[Start Source records]

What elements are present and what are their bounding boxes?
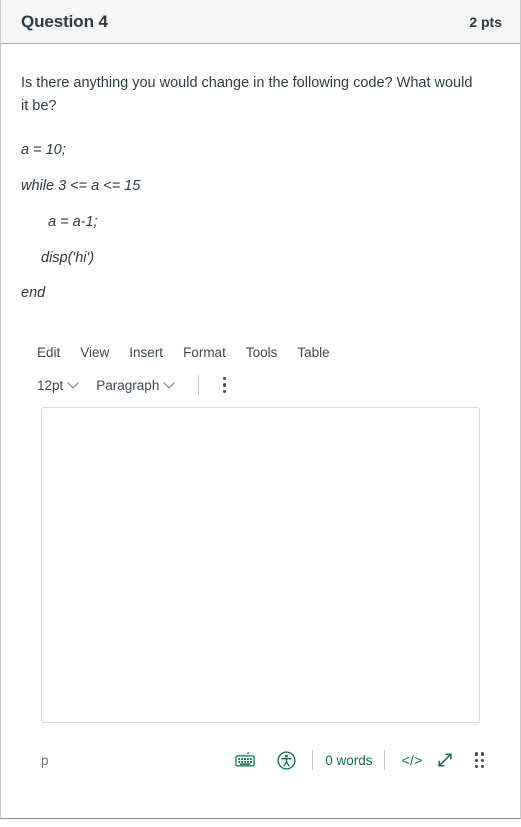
menu-tools[interactable]: Tools: [238, 341, 286, 364]
chevron-down-icon: [165, 379, 174, 388]
chevron-down-icon: [69, 379, 78, 388]
menu-view[interactable]: View: [72, 341, 117, 364]
dot: [222, 376, 227, 381]
question-container: Question 4 2 pts Is there anything you w…: [0, 0, 521, 819]
code-line: a = a-1;: [48, 213, 98, 230]
word-count[interactable]: 0 words: [323, 753, 374, 768]
dot: [480, 758, 484, 762]
editor-toolbar: 12pt Paragraph: [21, 367, 500, 403]
page-title: Question 4: [21, 11, 108, 31]
question-body: Is there anything you would change in th…: [1, 44, 520, 818]
statusbar-right-group: 0 words </>: [229, 746, 484, 774]
font-size-select[interactable]: 12pt: [29, 374, 86, 397]
code-line: while 3 <= a <= 15: [21, 177, 141, 194]
dot: [222, 389, 227, 394]
code-line: disp('hi'): [41, 249, 95, 266]
block-format-value: Paragraph: [96, 377, 160, 393]
statusbar-divider: [312, 750, 314, 771]
menu-insert[interactable]: Insert: [121, 341, 171, 364]
code-block: a = 10; while 3 <= a <= 15 a = a-1; disp…: [21, 141, 500, 303]
block-format-select[interactable]: Paragraph: [88, 374, 182, 397]
fullscreen-resize-icon[interactable]: [429, 746, 461, 774]
statusbar-divider: [384, 750, 386, 771]
editor-statusbar: p 0 words </>: [21, 739, 500, 781]
dot: [474, 764, 478, 768]
rich-content-editor: Edit View Insert Format Tools Table 12pt…: [21, 337, 500, 818]
menu-table[interactable]: Table: [289, 341, 337, 364]
resize-drag-handle-icon[interactable]: [474, 752, 484, 768]
html-code-toggle-icon[interactable]: </>: [395, 750, 428, 770]
dot: [222, 383, 227, 387]
keyboard-shortcuts-icon[interactable]: [229, 748, 261, 772]
question-header: Question 4 2 pts: [1, 0, 520, 44]
code-line: end: [21, 285, 46, 302]
dot: [480, 752, 484, 756]
element-path-indicator[interactable]: p: [41, 753, 49, 768]
more-options-button[interactable]: [213, 373, 235, 397]
toolbar-divider: [198, 375, 200, 396]
font-size-value: 12pt: [37, 377, 64, 393]
accessibility-checker-icon[interactable]: [271, 747, 302, 774]
question-prompt: Is there anything you would change in th…: [21, 75, 473, 115]
code-line: a = 10;: [21, 141, 66, 158]
dot: [474, 758, 478, 762]
dot: [474, 752, 478, 756]
editor-menubar: Edit View Insert Format Tools Table: [21, 337, 500, 367]
dot: [480, 764, 484, 768]
menu-edit[interactable]: Edit: [29, 341, 68, 364]
question-points-badge: 2 pts: [469, 13, 502, 30]
answer-text-area[interactable]: [41, 407, 480, 724]
menu-format[interactable]: Format: [175, 341, 234, 364]
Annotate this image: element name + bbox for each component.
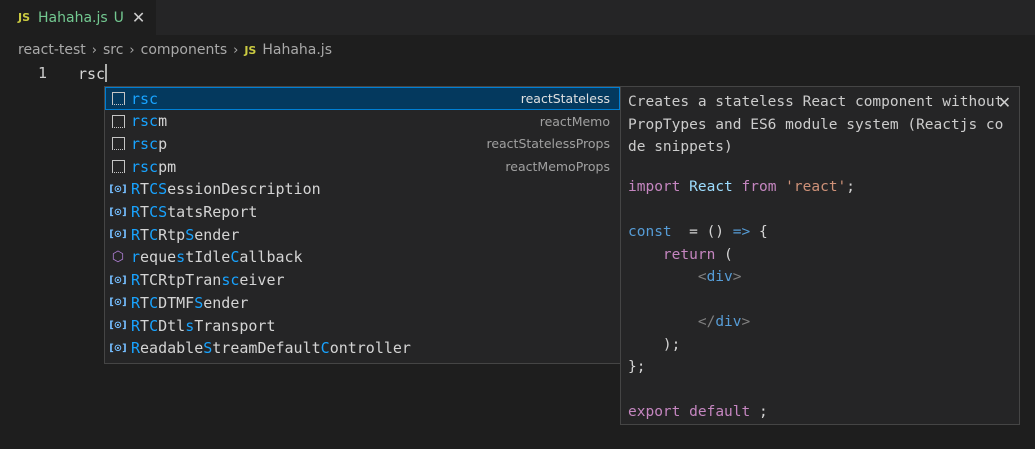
variable-icon: [⊙]: [109, 206, 127, 218]
variable-icon: [⊙]: [109, 297, 127, 309]
suggestion-label: rscp: [131, 134, 168, 153]
code-token: ;: [846, 179, 856, 195]
chevron-right-icon: ›: [129, 42, 135, 58]
text-cursor: [105, 64, 108, 82]
close-icon[interactable]: ✕: [998, 93, 1011, 112]
suggestion-detail: reactMemo: [539, 113, 610, 129]
code-token: from: [741, 179, 777, 195]
suggest-details: Creates a stateless React component with…: [620, 86, 1020, 425]
suggestion-label: RTCStatsReport: [131, 203, 258, 221]
variable-icon: [⊙]: [109, 229, 127, 241]
tab-title: Hahaha.js: [38, 9, 108, 26]
chevron-right-icon: ›: [233, 42, 239, 58]
breadcrumb: react-test › src › components › JS Hahah…: [18, 39, 332, 61]
suggestion-item[interactable]: [⊙] RTCDtlsTransport: [105, 314, 620, 337]
suggestion-label: RTCSessionDescription: [131, 180, 321, 199]
suggestion-item[interactable]: rscm reactMemo: [105, 110, 620, 133]
suggestion-label: requestIdleCallback: [131, 248, 303, 267]
suggestion-item[interactable]: rsc reactStateless: [105, 87, 620, 110]
code-token: </: [697, 314, 716, 330]
editor-line-text: rsc: [78, 65, 106, 83]
variable-icon: [⊙]: [109, 274, 127, 286]
code-token: );: [662, 336, 681, 353]
code-token: React: [689, 179, 733, 195]
code-token: =>: [732, 224, 751, 240]
breadcrumb-src[interactable]: src: [103, 42, 123, 58]
suggestion-label: rsc: [131, 89, 159, 108]
method-icon: ⬡: [111, 249, 125, 266]
code-token: 'react': [785, 179, 847, 195]
snippet-description: Creates a stateless React component with…: [628, 94, 1004, 155]
code-token: const: [628, 224, 672, 240]
breadcrumb-components[interactable]: components: [141, 42, 228, 58]
js-file-icon: JS: [244, 43, 257, 57]
js-file-icon: JS: [18, 11, 31, 24]
untracked-status-badge: U: [113, 9, 124, 26]
code-token: div: [715, 314, 742, 330]
code-token: import: [628, 179, 681, 195]
suggestion-item[interactable]: [⊙] RTCStatsReport: [105, 201, 620, 224]
tab-hahaha-js[interactable]: JS Hahaha.js U ✕: [0, 0, 156, 35]
variable-icon: [⊙]: [109, 320, 127, 331]
suggestion-detail: reactMemoProps: [505, 159, 610, 175]
code-token: = (): [671, 224, 733, 240]
suggestion-item[interactable]: rscp reactStatelessProps: [105, 132, 620, 155]
editor-line[interactable]: rsc: [78, 64, 108, 83]
suggestion-label: ReadableStreamDefaultController: [131, 339, 411, 358]
suggestion-item[interactable]: [⊙] ReadableStreamDefaultController: [105, 337, 620, 360]
suggestion-label: RTCRtpTransceiver: [131, 271, 285, 290]
variable-icon: [⊙]: [109, 183, 127, 195]
breadcrumb-file[interactable]: Hahaha.js: [262, 42, 332, 58]
line-number: 1: [38, 64, 48, 82]
suggestion-item[interactable]: [⊙] RTCSessionDescription: [105, 178, 620, 201]
code-token: (: [715, 246, 733, 263]
suggestion-label: rscm: [131, 112, 168, 131]
suggestion-item[interactable]: rscpm reactMemoProps: [105, 155, 620, 178]
code-token: ;: [750, 404, 768, 420]
suggestion-item[interactable]: [⊙] RTCRtpSender: [105, 223, 620, 246]
snippet-preview: import React from 'react'; const = () =>…: [628, 176, 855, 424]
close-icon[interactable]: ✕: [132, 8, 145, 27]
suggestion-detail: reactStatelessProps: [486, 136, 610, 152]
code-token: >: [732, 269, 742, 285]
chevron-right-icon: ›: [91, 42, 97, 58]
snippet-icon: [109, 90, 127, 108]
snippet-icon: [109, 135, 127, 153]
breadcrumb-react-test[interactable]: react-test: [18, 42, 86, 58]
suggest-widget: rsc reactStateless rscm reactMemo rscp reactS…: [104, 86, 621, 364]
code-token: export: [628, 404, 681, 420]
code-token: <: [697, 269, 707, 285]
code-token: >: [741, 314, 751, 330]
code-token: {: [750, 224, 768, 240]
suggestion-item[interactable]: [⊙] RTCRtpTransceiver: [105, 269, 620, 292]
snippet-icon: [109, 112, 127, 130]
suggestion-label: RTCRtpSender: [131, 225, 240, 244]
code-token: default: [689, 404, 751, 420]
suggestion-label: rscpm: [131, 157, 177, 176]
suggestion-label: RTCDtlsTransport: [131, 316, 276, 335]
code-token: };: [628, 359, 646, 375]
snippet-icon: [109, 158, 127, 176]
variable-icon: [⊙]: [109, 342, 127, 354]
suggestion-label: RTCDTMFSender: [131, 293, 249, 312]
code-token: div: [706, 269, 733, 285]
suggestion-detail: reactStateless: [520, 91, 610, 106]
code-token: return: [662, 246, 716, 263]
tab-bar: JS Hahaha.js U ✕: [0, 0, 1035, 35]
suggestion-item[interactable]: [⊙] RTCDTMFSender: [105, 291, 620, 314]
suggestion-item[interactable]: ⬡ requestIdleCallback: [105, 246, 620, 269]
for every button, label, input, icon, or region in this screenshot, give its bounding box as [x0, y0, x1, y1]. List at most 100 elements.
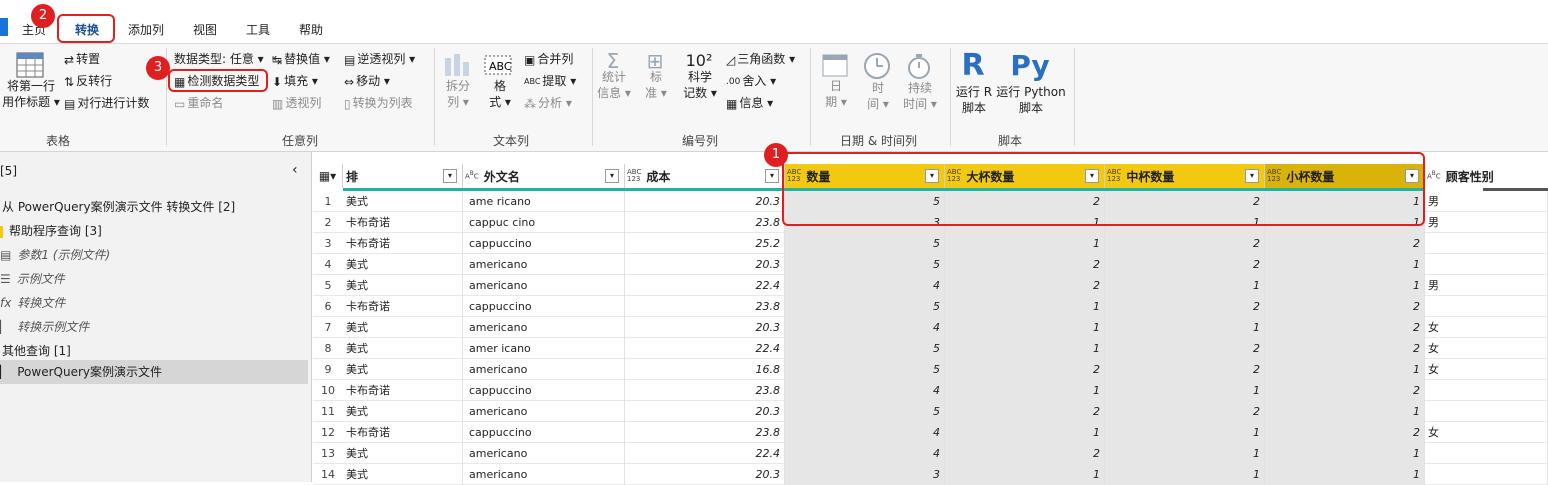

[End Source records]

Goal:
Render the lines of the material from the line containing "variable-icon: [⊙]: [109, 206, 127, 218]" through the line containing "variable-icon: [⊙]: [109, 274, 127, 286]", both included, as a numbered list, skipping any blank lines.

Complete answer:
1. variable-icon: [⊙]: [109, 206, 127, 218]
2. variable-icon: [⊙]: [109, 297, 127, 309]
3. suggestion-label: rscp: [131, 134, 168, 153]
4. code-token: ;: [846, 179, 856, 195]
5. chevron-right-icon: ›: [129, 42, 135, 58]
6. text-cursor: [105, 64, 108, 82]
7. close-icon[interactable]: ✕: [998, 93, 1011, 112]
8. suggestion-detail: reactMemo: [539, 113, 610, 129]
9. code-token: from: [741, 179, 777, 195]
10. suggest-details: Creates a stateless React component with…: [620, 86, 1020, 425]
11. suggestion-label: RTCStatsReport: [131, 203, 258, 221]
12. variable-icon: [⊙]: [109, 229, 127, 241]
13. tab-title: Hahaha.js: [38, 9, 108, 26]
14. chevron-right-icon: ›: [233, 42, 239, 58]
15. breadcrumb: react-test › src › components › JS Hahah…: [18, 39, 332, 61]
16. suggestion-item[interactable]: [⊙] RTCDtlsTransport: [105, 314, 620, 337]
17. suggestion-label: RTCSessionDescription: [131, 180, 321, 199]
18. suggestion-item[interactable]: rscm reactMemo: [105, 110, 620, 133]
19. suggestion-label: requestIdleCallback: [131, 248, 303, 267]
20. suggestion-item[interactable]: rsc reactStateless: [105, 87, 620, 110]
21. code-token: </: [697, 314, 716, 330]
22. editor-line-text: rsc: [78, 65, 106, 83]
23. variable-icon: [⊙]: [109, 274, 127, 286]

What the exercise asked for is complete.